Las bananas, mejor maduras que verdes

Oct 25, 2017 | Bienestar - Nutrición - Salud - Vida

Por Erika de Paz |

Al caer la tarde, los pajaritos y loros que visitan mi balcón esperan ansiosos un pedazo de cambur; así le decimos los venezolanos a la banana, esa fruta tropical que muchas veces es excluida de las dietas debido a su alto contenido calórico. Me gustan los cambures, aunque los prefiero un poco verdes. Por eso, cuando están muy maduros se los regalo a estos animales con plumas. He comprobado que a ellos les encantan las bananas cuando están un poco “pasadas”, a diferencia de muchos de nosotros, que las descartamos cuando vemos que su piel empieza a oscurecer, y ese color amarillo intenso desaparece. Esto no sólo es lamentable, sino que hacerlo implica un error garrafal: en ese momento es cuando más beneficios recibimos de esta popular fruta.

Este alimento dulce y nutritivo, originario del sudeste de Asia, constituye una de las frutas más saludables que existen.  Las bananas son bajas en sodio, y durante años han sido famosas por ser ricas en potasio, un mineral necesario, entre otras cosas, para regular la función del corazón, mantener la presión normal de la sangre, y equilibrar los líquidos de nuestro organismo. Pero además de potasio, en ellas conseguimos otros minerales como el calcio y el fósforo, aunque en menores cantidades. El cambur es estupendo para quienes sufren de estreñimiento, ya que contiene mucha fibra, y es un aliado perfecto para los deportistas, pues les aporta muchísima energía, y su consumo evita la aparición de calambres. Asimismo, en las bananas hay vitaminas A, C y E, además de folato, un tipo de vitamina B necesario para la producción y mantenimiento de las células nuevas de nuestro cuerpo.

A la mayoría de las personas no les gustan las bananas “pasadas” o con la piel muy oscura. Tal vez porque nos desagrada su sabor extremadamente dulce, o quizá pensemos que, en ese estado, esta fruta puede resultar dañina para nuestra salud; nada más lejos de la realidad. Cuando las bananas están totalmente maduras, producen una sustancia llamada factor de necrosis tumoral o TNF (según su abreviatura en inglés). Esta proteína es milagrosa, ya que tiene la capacidad de combatir las células anormales de nuestro organismo.

Según una investigación científica japonesa, mientras más manchas tenga esta fruta, mayor será su calidad para la inmunidad. Y es que el TNF es un anticancerígeno que aumenta la producción de las células blancas (leucocitos), las cuales ayudan a combatir las células tumorales del cuerpo y permiten fortalecer nuestro sistema inmunológico. En pocas palabras, mientras más madura esté la fruta, mejor será su calidad anticancerígena. De hecho, según algunos investigadores, las bananas actúan muy parecido al lentinan, un estimulante inmune químico que se administra a pacientes con cáncer.
- - -
DESCRIPCIÓN DE LA TAREA — Retoma el artículo sobre las bananas maduras y continúalo a partir de su última oración.
- - -
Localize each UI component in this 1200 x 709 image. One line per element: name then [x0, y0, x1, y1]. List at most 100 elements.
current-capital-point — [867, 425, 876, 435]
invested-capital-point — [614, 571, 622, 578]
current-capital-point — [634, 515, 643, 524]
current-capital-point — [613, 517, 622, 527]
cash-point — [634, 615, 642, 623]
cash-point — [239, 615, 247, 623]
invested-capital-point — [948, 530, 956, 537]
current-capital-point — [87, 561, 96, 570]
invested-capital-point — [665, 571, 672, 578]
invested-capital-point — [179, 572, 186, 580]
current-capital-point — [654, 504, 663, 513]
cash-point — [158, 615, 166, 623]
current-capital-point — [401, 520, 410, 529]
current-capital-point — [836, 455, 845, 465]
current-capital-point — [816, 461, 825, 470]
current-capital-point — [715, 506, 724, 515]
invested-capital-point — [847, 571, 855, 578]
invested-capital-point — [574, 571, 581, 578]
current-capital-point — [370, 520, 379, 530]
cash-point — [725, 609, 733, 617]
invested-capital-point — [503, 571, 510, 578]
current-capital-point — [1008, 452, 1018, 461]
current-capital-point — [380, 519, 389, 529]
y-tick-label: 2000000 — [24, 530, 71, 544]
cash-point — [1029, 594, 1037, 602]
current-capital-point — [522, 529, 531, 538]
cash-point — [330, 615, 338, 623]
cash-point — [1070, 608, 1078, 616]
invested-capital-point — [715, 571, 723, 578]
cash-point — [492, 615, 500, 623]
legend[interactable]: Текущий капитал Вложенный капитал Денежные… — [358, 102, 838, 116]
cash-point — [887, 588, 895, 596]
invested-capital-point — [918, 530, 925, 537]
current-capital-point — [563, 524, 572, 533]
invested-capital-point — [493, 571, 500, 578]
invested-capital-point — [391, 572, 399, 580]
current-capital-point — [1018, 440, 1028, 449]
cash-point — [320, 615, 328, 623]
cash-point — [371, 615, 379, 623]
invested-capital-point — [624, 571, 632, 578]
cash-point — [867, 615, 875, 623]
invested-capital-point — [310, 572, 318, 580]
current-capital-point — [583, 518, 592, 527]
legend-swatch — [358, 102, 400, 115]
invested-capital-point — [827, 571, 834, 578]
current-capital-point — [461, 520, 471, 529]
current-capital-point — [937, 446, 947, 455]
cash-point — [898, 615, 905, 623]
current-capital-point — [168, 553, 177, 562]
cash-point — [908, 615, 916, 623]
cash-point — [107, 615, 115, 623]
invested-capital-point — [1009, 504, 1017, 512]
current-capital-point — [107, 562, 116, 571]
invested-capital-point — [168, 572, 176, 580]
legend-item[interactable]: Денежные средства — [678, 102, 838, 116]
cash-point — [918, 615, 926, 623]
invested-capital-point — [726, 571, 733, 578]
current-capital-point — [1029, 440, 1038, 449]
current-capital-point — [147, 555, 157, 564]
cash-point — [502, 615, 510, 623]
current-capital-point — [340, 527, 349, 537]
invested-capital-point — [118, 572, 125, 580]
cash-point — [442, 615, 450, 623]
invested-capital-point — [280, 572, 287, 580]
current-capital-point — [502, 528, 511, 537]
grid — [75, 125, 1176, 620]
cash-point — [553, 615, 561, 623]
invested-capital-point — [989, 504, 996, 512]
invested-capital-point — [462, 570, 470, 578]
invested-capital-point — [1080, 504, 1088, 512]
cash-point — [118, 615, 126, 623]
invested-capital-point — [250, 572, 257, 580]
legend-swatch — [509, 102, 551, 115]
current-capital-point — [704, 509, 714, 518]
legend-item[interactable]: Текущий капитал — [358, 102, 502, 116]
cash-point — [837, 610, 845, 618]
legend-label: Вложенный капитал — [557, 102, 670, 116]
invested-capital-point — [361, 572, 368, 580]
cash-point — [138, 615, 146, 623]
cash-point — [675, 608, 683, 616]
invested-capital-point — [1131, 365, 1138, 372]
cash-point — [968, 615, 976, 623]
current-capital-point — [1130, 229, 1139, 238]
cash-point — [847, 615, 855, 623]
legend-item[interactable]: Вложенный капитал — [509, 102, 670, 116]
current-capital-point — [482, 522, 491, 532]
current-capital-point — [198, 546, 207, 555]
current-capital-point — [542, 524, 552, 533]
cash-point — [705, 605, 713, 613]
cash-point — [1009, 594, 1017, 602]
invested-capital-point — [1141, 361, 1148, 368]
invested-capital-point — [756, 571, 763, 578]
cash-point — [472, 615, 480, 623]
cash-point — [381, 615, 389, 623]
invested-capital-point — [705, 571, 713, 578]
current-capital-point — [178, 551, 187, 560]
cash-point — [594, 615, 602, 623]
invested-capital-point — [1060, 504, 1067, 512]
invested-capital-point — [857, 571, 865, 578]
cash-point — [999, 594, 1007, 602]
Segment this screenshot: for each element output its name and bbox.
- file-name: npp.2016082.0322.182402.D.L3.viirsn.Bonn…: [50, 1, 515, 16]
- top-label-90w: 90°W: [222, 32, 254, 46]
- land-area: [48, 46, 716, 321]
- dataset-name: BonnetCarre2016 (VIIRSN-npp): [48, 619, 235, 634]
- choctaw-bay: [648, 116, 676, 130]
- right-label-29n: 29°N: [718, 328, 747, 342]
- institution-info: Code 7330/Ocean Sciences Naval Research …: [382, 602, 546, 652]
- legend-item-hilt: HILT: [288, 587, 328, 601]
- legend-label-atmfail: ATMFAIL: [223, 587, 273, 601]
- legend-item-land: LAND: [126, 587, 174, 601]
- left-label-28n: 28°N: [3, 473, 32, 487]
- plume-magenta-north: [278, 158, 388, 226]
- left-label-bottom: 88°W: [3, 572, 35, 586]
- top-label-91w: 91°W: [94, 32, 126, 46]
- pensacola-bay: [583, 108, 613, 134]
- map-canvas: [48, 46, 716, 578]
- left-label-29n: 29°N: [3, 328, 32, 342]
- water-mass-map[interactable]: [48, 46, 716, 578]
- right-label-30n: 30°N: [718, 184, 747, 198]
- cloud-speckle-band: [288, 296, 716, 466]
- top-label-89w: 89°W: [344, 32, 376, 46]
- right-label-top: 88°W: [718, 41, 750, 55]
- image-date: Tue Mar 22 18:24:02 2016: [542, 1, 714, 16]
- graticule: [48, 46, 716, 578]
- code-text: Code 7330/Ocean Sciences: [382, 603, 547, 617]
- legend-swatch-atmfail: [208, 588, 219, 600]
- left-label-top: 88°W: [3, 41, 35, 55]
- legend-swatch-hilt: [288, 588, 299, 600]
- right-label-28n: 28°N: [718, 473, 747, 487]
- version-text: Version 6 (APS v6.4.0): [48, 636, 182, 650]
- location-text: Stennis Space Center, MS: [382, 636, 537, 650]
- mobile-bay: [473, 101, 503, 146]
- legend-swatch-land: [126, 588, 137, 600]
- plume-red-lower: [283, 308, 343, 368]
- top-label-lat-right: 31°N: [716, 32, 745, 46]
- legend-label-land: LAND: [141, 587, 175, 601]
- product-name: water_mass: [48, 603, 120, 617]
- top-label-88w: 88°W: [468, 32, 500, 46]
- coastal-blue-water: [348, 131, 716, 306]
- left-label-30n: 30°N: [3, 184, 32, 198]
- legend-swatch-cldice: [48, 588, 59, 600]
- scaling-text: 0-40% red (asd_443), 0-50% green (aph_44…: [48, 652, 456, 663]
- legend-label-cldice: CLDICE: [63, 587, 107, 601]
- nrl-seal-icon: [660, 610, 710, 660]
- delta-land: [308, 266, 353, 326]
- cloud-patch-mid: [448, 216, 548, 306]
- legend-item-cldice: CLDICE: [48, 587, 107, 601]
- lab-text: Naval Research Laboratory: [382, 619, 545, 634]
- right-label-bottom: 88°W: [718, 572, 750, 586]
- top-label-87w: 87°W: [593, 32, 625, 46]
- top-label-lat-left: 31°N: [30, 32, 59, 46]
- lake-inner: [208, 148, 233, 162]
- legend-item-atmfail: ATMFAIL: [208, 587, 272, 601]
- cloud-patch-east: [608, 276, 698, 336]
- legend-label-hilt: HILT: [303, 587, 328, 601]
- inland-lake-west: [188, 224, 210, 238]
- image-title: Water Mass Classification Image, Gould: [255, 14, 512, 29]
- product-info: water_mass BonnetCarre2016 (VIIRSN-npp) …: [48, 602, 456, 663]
- - -
RESULTADO —
Las bananas maduras, además, son ricos en fructooligosacáridos (FOS), un compuesto que permite el desarrollo de bacterias que ayudan al proceso digestivo, y que estimula el tránsito intestinal. Además, mientras más madura sea la banana, su nivel de antioxidantes será mayor. Por otra parte, es importante señalar que las bananas verdes contienen más almidón que las amarillas: una banana verde tiene 80% almidón y 7% sacarosa, mientras que una madura posee 90% sacarosa y 5% almidón. En este sentido, las amarillas tienen más azúcares naturales, ya que al madurar, el almidón se transforma en azúcar. Cuando comemos bananas totalmente maduras, se absorbe el azúcar fácilmente, a diferencia de las verdes que son difíciles de digerir, pues su almidón no se convierte en azúcar, es resistente a la digestión y no puede ser utilizado como energía.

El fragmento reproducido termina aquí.